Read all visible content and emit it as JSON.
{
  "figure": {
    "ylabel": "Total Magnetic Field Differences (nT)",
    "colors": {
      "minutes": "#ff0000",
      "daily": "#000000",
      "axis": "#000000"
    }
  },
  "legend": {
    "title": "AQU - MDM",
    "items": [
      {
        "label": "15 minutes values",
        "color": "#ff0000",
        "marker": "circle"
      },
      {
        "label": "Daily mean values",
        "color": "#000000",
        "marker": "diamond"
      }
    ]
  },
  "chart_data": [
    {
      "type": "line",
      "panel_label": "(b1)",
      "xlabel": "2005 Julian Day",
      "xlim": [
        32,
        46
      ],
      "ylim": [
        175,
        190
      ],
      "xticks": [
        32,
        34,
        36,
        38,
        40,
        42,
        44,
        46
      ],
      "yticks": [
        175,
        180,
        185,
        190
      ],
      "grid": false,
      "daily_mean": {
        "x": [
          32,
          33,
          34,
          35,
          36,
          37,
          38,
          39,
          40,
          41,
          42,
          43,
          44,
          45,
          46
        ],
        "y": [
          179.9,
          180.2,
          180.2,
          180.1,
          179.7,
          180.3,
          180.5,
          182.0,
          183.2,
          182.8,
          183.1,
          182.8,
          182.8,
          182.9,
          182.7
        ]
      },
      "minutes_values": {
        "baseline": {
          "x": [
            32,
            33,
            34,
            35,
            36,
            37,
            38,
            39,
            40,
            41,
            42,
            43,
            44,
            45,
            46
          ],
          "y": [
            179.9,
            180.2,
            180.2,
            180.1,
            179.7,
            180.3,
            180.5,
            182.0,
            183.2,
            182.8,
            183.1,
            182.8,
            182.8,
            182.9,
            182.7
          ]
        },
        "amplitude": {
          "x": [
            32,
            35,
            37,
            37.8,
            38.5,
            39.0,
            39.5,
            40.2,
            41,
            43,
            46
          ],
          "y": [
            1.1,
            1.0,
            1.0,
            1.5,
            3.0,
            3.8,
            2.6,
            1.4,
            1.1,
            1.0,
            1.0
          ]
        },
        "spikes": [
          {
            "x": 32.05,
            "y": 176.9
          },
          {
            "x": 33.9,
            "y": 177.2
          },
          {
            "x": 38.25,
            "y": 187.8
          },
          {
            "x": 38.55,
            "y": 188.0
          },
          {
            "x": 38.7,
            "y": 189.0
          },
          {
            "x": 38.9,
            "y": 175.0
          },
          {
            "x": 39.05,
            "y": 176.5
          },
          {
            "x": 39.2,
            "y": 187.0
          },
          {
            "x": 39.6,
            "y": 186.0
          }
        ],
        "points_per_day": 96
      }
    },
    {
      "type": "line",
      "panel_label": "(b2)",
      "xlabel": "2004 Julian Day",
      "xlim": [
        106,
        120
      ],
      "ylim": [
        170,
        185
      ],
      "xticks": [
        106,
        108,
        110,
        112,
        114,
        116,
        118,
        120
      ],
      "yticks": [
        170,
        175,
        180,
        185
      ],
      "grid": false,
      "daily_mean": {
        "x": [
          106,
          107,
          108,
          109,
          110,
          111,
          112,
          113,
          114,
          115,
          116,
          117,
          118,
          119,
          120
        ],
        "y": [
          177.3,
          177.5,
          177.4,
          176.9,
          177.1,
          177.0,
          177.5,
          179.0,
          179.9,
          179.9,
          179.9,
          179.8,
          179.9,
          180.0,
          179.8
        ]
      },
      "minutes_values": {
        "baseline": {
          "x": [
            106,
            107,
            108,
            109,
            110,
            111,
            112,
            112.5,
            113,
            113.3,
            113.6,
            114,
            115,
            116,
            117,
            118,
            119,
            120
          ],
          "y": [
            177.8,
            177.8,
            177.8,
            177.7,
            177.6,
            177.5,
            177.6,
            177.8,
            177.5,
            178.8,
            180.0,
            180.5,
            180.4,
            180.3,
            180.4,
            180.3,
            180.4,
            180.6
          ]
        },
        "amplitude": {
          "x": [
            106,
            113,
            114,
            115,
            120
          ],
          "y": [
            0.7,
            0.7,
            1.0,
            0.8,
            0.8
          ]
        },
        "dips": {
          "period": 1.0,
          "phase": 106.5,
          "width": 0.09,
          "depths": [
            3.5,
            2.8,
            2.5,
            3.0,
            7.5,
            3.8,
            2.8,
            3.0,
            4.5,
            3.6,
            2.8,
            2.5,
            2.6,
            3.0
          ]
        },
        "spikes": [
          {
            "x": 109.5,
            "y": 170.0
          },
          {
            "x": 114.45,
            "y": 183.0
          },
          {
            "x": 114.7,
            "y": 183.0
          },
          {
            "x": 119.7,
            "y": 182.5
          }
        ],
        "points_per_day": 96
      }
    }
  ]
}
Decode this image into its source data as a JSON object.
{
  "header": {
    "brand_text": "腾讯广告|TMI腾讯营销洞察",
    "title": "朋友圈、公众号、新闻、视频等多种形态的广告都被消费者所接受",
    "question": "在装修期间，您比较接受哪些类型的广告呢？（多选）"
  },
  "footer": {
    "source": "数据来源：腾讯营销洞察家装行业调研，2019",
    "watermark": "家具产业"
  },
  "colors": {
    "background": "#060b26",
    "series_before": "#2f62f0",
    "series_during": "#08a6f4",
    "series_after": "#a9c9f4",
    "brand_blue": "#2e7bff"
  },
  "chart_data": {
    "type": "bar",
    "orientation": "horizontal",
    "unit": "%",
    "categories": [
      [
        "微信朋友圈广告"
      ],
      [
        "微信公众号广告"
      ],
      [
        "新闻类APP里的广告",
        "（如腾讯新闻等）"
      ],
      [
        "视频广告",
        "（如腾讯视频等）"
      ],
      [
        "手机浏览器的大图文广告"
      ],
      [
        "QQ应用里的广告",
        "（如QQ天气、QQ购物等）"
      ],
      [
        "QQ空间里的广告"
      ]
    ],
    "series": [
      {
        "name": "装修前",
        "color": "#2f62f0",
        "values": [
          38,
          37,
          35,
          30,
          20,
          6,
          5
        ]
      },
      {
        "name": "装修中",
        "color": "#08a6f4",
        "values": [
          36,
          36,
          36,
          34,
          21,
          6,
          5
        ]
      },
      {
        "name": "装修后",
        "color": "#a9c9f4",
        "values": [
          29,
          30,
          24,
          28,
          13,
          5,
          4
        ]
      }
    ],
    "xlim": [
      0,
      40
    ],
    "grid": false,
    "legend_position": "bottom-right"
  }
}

= = = =

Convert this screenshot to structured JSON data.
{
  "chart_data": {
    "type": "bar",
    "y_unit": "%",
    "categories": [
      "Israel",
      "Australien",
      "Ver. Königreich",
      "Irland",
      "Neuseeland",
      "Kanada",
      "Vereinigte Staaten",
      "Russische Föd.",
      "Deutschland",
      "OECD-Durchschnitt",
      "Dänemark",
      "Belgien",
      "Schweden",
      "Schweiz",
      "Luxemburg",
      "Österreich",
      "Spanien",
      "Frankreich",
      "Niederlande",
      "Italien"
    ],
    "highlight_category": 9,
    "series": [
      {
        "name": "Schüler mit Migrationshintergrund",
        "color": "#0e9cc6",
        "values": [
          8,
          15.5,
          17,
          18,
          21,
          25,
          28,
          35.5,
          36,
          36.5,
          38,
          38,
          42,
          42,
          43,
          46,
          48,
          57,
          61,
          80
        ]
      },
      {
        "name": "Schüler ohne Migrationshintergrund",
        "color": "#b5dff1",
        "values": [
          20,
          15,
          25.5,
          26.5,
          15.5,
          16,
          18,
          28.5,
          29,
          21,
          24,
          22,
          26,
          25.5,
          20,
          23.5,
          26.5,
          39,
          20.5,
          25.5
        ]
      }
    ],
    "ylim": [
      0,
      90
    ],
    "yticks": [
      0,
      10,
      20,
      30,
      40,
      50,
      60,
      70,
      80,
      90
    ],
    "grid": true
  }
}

= = = =

**Request**
In the entries above, how many lines contain the word "this"? Answer with the number only.

**Solution below**
2